Hausse des décès aux Etats-Unis
Car même les pays à hauts revenus ne sont pas épargnés par le phénomène. Si l’Europe et les Etats-Unis font partie des régions enregistrant les taux de mortalité maternelle les moins élevés, leur tendance est à la hausse depuis plusieurs années. En Europe, les cas de la Grèce et de Chypre inquiètent particulièrement, avec un doublement en vingt ans pour arriver respectivement à 8 et 68 décès maternels pour 100 000 naissances vivantes en 2020. Dans les deux cas, la hausse, qui avait déjà commencé en 2015, a été particulièrement accentuée en 2020, année marquée par le début de la pandémie de Covid-19.
« En règle générale, les décès maternels augmentent lorsque les femmes ont moins accès à des services de qualité, en temps opportun, en particulier au moment de l’accouchement, à une protection sociale ou à une assurance maladie, explique Jenny Cresswell, épidémiologiste à l’OMS et autrice du rapport. C’est aussi lié à la situation économique du pays, certaines femmes devant payer de leur poche pour accéder aux services. » Plusieurs études ont en effet montré l’impact de la crise financière de 2008 sur les mortalités maternelle et néonatale en Europe, et notamment en Grèce.
Pénurie de sages-femmes
Au niveau mondial, les principales causes de ces décès sont les hémorragies graves, l’hypertension artérielle, les infections liées à la grossesse, les complications d’un avortement à risque et les affections sous-jacentes pouvant être aggravées par la grossesse, comme le sida ou le paludisme. « Nous pouvons et devons faire mieux en investissant de toute urgence dans la planification familiale et en comblant la pénurie mondiale de 900 000 sages-femmes, a commenté Natalia Kanem, directrice exécutive du Fonds des Nations unies pour la population (UNFPA). Nous avons les outils, les connaissances et les ressources nécessaires pour mettre fin aux décès maternels évitables. Ce dont nous avons besoin maintenant, c’est la volonté politique. »

**DONNÉES BRUTES:**
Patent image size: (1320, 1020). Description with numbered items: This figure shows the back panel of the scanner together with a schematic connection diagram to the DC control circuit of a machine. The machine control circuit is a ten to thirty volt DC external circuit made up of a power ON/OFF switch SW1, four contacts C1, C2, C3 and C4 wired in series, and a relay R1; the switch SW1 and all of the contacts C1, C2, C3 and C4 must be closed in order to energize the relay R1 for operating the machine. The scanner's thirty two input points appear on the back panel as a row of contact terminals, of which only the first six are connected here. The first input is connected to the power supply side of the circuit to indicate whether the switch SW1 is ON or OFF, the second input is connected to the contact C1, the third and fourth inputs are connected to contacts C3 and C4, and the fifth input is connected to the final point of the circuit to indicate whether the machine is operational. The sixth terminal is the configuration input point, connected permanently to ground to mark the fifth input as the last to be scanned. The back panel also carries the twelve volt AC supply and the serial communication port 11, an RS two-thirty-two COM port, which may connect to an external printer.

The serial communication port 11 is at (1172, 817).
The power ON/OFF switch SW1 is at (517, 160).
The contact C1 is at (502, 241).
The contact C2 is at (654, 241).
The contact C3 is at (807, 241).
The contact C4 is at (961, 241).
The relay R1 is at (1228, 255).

**CONSIGNE 1:**
Réponds à ces questions sur le texte sur la mortalité maternelle :
(a) Quelle année a vu le début de la pandémie de Covid-19 ?
(b) Quel métier exerce Jenny Cresswell, et pour quel organisme ?
(c) D'après Natalia Kanem, qu'est-ce qui manque maintenant pour mettre fin aux décès maternels évitables ?
**CONSIGNE 2:**
Redonne mot pour mot le passage du texte sur la mortalité maternelle qui va de « Hausse des décès » jusqu'à « pandémie de Covid-19. » inclus.
Le matériel ne sert à rien ici.

**CORRIGÉ 1:**
(a) 2020.
(b) Elle est épidémiologiste à l'OMS.
(c) La volonté politique.

**CORRIGÉ 2:**
Hausse des décès aux Etats-Unis
Car même les pays à hauts revenus ne sont pas épargnés par le phénomène. Si l’Europe et les Etats-Unis font partie des régions enregistrant les taux de mortalité maternelle les moins élevés, leur tendance est à la hausse depuis plusieurs années. En Europe, les cas de la Grèce et de Chypre inquiètent particulièrement, avec un doublement en vingt ans pour arriver respectivement à 8 et 68 décès maternels pour 100 000 naissances vivantes en 2020. Dans les deux cas, la hausse, qui avait déjà commencé en 2015, a été particulièrement accentuée en 2020, année marquée par le début de la pandémie de Covid-19.